Entries provided:

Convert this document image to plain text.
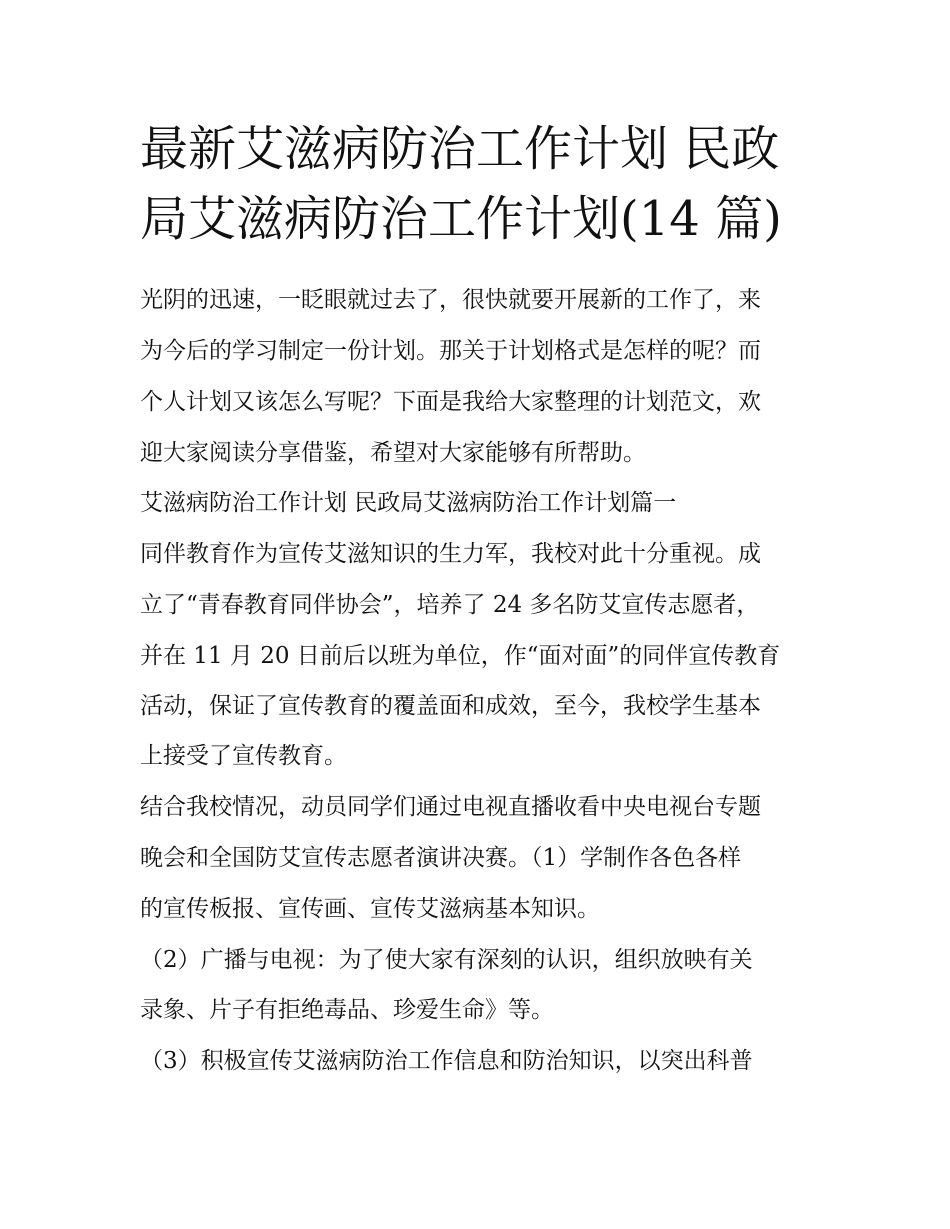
最新艾滋病防治工作计划 民政
局艾滋病防治工作计划(14 篇)
光阴的迅速，一眨眼就过去了，很快就要开展新的工作了，来
为今后的学习制定一份计划。那关于计划格式是怎样的呢？而
个人计划又该怎么写呢？下面是我给大家整理的计划范文，欢
迎大家阅读分享借鉴，希望对大家能够有所帮助。
艾滋病防治工作计划 民政局艾滋病防治工作计划篇一
同伴教育作为宣传艾滋知识的生力军，我校对此十分重视。成
立了“青春教育同伴协会”，培养了 24 多名防艾宣传志愿者，
并在 11 月 20 日前后以班为单位，作“面对面”的同伴宣传教育
活动，保证了宣传教育的覆盖面和成效，至今，我校学生基本
上接受了宣传教育。
结合我校情况，动员同学们通过电视直播收看中央电视台专题
晚会和全国防艾宣传志愿者演讲决赛。（1）学制作各色各样
的宣传板报、宣传画、宣传艾滋病基本知识。
（2）广播与电视：为了使大家有深刻的认识，组织放映有关
录象、片子有拒绝毒品、珍爱生命》等。
（3）积极宣传艾滋病防治工作信息和防治知识，以突出科普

Work required: Every record above should be written out again without change, except that the pictures are left out.

Right answer:
Convert this document image to plain text.
最新艾滋病防治工作计划 民政
局艾滋病防治工作计划(14 篇)
光阴的迅速，一眨眼就过去了，很快就要开展新的工作了，来
为今后的学习制定一份计划。那关于计划格式是怎样的呢？而
个人计划又该怎么写呢？下面是我给大家整理的计划范文，欢
迎大家阅读分享借鉴，希望对大家能够有所帮助。
艾滋病防治工作计划 民政局艾滋病防治工作计划篇一
同伴教育作为宣传艾滋知识的生力军，我校对此十分重视。成
立了“青春教育同伴协会”，培养了 24 多名防艾宣传志愿者，
并在 11 月 20 日前后以班为单位，作“面对面”的同伴宣传教育
活动，保证了宣传教育的覆盖面和成效，至今，我校学生基本
上接受了宣传教育。
结合我校情况，动员同学们通过电视直播收看中央电视台专题
晚会和全国防艾宣传志愿者演讲决赛。（1）学制作各色各样
的宣传板报、宣传画、宣传艾滋病基本知识。
（2）广播与电视：为了使大家有深刻的认识，组织放映有关
录象、片子有拒绝毒品、珍爱生命》等。
（3）积极宣传艾滋病防治工作信息和防治知识，以突出科普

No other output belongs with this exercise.